Prompt:
Quote the listing below in its entirety.

++++

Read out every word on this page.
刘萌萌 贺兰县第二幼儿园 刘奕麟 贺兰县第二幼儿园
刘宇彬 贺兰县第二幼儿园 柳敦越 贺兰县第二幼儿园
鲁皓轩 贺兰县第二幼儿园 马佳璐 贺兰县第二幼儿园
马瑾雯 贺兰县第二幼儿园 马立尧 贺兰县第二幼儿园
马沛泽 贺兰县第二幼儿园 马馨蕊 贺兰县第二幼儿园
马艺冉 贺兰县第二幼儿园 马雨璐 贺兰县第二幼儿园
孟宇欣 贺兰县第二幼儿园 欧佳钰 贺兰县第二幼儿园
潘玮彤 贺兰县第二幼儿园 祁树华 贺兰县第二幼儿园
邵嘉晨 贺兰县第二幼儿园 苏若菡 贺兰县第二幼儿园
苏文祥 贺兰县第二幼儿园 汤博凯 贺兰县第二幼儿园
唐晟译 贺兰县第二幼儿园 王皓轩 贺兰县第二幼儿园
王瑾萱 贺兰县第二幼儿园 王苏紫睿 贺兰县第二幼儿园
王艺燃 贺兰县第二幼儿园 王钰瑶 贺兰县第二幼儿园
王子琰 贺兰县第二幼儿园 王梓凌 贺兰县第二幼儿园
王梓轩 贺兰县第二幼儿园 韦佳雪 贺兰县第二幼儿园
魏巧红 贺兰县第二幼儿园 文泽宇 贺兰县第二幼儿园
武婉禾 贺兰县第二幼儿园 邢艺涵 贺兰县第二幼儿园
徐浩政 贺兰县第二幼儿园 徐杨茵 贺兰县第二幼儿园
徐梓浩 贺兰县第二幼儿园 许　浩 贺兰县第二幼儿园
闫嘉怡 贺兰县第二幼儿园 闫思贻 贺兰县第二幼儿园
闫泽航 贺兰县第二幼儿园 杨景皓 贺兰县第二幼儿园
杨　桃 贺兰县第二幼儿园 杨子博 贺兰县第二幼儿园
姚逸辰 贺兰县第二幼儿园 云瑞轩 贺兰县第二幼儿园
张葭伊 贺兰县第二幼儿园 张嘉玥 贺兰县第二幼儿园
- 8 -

++++

Result for this task:
Read out every word on this page.
刘萌萌 贺兰县第二幼儿园 刘奕麟 贺兰县第二幼儿园
刘宇彬 贺兰县第二幼儿园 柳敦越 贺兰县第二幼儿园
鲁皓轩 贺兰县第二幼儿园 马佳璐 贺兰县第二幼儿园
马瑾雯 贺兰县第二幼儿园 马立尧 贺兰县第二幼儿园
马沛泽 贺兰县第二幼儿园 马馨蕊 贺兰县第二幼儿园
马艺冉 贺兰县第二幼儿园 马雨璐 贺兰县第二幼儿园
孟宇欣 贺兰县第二幼儿园 欧佳钰 贺兰县第二幼儿园
潘玮彤 贺兰县第二幼儿园 祁树华 贺兰县第二幼儿园
邵嘉晨 贺兰县第二幼儿园 苏若菡 贺兰县第二幼儿园
苏文祥 贺兰县第二幼儿园 汤博凯 贺兰县第二幼儿园
唐晟译 贺兰县第二幼儿园 王皓轩 贺兰县第二幼儿园
王瑾萱 贺兰县第二幼儿园 王苏紫睿 贺兰县第二幼儿园
王艺燃 贺兰县第二幼儿园 王钰瑶 贺兰县第二幼儿园
王子琰 贺兰县第二幼儿园 王梓凌 贺兰县第二幼儿园
王梓轩 贺兰县第二幼儿园 韦佳雪 贺兰县第二幼儿园
魏巧红 贺兰县第二幼儿园 文泽宇 贺兰县第二幼儿园
武婉禾 贺兰县第二幼儿园 邢艺涵 贺兰县第二幼儿园
徐浩政 贺兰县第二幼儿园 徐杨茵 贺兰县第二幼儿园
徐梓浩 贺兰县第二幼儿园 许　浩 贺兰县第二幼儿园
闫嘉怡 贺兰县第二幼儿园 闫思贻 贺兰县第二幼儿园
闫泽航 贺兰县第二幼儿园 杨景皓 贺兰县第二幼儿园
杨　桃 贺兰县第二幼儿园 杨子博 贺兰县第二幼儿园
姚逸辰 贺兰县第二幼儿园 云瑞轩 贺兰县第二幼儿园
张葭伊 贺兰县第二幼儿园 张嘉玥 贺兰县第二幼儿园
- 8 -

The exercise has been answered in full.